_COSE DA FARE_
**1)** Per ciascuna affermazione indica se concorda con il testo sull'amicizia con Antonio Albanese, rispondendo sì o no e citando le parole decisive del testo: (a) Antonio Albanese era democratico cristiano; (b) Antonio Albanese ripudiò il comunismo dopo i fatti d'Ungheria; (c) i due amici si incontravano spesso.
**2)** Fornisci il seguito del testo sull'amicizia con Antonio Albanese, partendo dopo la sua ultima frase.

══ BLOCCO DI TESTO

Antonio Albanese, ovvero dell’amicizia
Notizie che giungono da Tricarico mi dicono che il mio fraterno amico Antonio Albanese sta vivendo le ultime ore del suo lungo crudele e ingiusto declino.
Dovrei saper scrivere un libro, un libro veramente bello per parlare di Antonio o solo della nostra amicizia, cresciuta nel confronto e nello scontro del nostro conflitto politico – io democratico cristiano e lui comunista – e che nel conflitto si cementava ogni giorno di più.
Antonio ripudiò il comunismo dopo i fatti d’Ungheria e cercò altre strade – come intelligente e informato analista politico qual era, più che come militante -, per rimanere sempre fedele alle sue idee. Dal Movimento Comunità di Adriano Olivetti, al socialismo democratico, a un riformismo moderato. Ma non ci siamo mai pienamente incontrati sul piano politico, neppure quando egli cominciò ad apprezzare i meriti storici della Democrazia Cristiana e a riflettere sul cattolicesimo democratico – non erano le stesse correnti di pensiero cattolico che apprezzavamo -. Il dissenso e il confronto, peraltro, erano fattori di crescita della nostra amicizia e della nostra fede nella democrazia. I nostri incontri, a Tricarico o a Roma o a Perugia o a Ferrara non erano frequenti, ma il telefono ci univa.

════
══ BLOCCO DATI

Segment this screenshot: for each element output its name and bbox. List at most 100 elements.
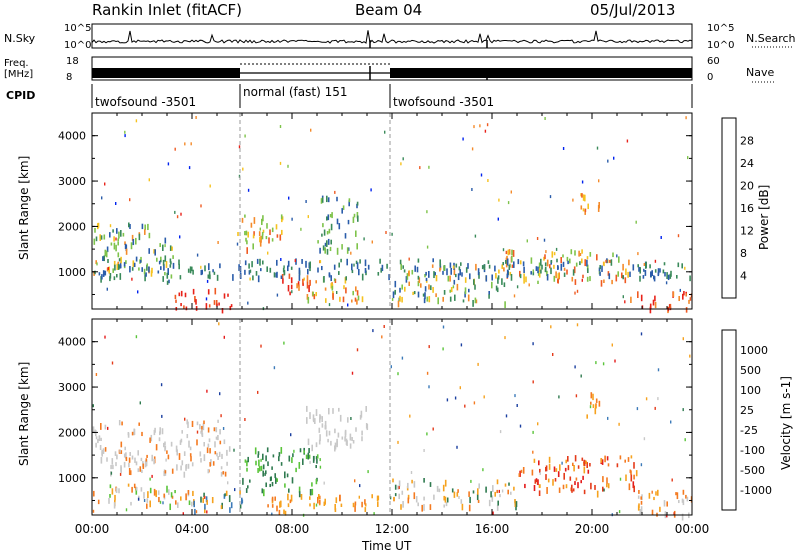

════

_RISPOSTE AI COMPITI_
**1)**
(a) No: "io democratico cristiano e lui comunista".
(b) Sì: "Antonio ripudiò il comunismo dopo i fatti d’Ungheria".
(c) No: "I nostri incontri, a Tricarico o a Roma o a Perugia o a Ferrara non erano frequenti".

**2)**
Studenti all’Università di Napoli condividevamo la stessa pensione in via San Domenico Soriano, strada parallela a piazza Dante. Era il periodo di Portici di Rocco Scotellaro, grande amico di Antonio. Rocco la sera, scendendo a Napoli, passava da casa nostra; cenavamo col solito panino e qualche volta Rocco si fermava a dormire – gli cedevamo un letto e io e Antonio ci arrangiavamo nell’altro, a capo e a piedi, ansiosamente attenti che la padrona di casa non se ne accorgesse-.
Frequentavamo i Lunedì del Gramsci presso la facoltà di lettere dell’Università in via Mezzocannone e la sera erano discussioni e liti. Leggevamo gli stessi libri. Senza soldi tutti due, leggevamo il libro che uno di noi riusciva a procurarsi. Abbiamo letto libri terribili – Ritorno dalla Russia di André Gide, Il dio che ha fallito, il primo titolo delle edizioni Comunità, con le confessioni di sei o sette intellettuali, non ricordo, tra cui il nostro Ignazio Silone, che avevano lasciato il comunismo. In nota alla testimonianza di Silone c’era una pesante e inaccettabile replica di Palmiro Togliatti, intitolata Contributo alla comprensione della psicologia di un rinnegato. Dicevo ad Antonio che bastava leggere quella replica per non poter essere più comunista. – I quaderni dal carcere di Antonio Gramsci, nella prima edizione di Einaudi con la copertina grigia, che mi propongo di rileggere, ma non lo metto in atto, tranne che per le Lettere. – Stato e Rivoluzione di Lenin, sulla dottrina marxista dello Stato e il compito del proletariato per la rivoluzione. Per Antonio era la Bibbia, per me una lettura faticosissima, senza capirci un gran che -.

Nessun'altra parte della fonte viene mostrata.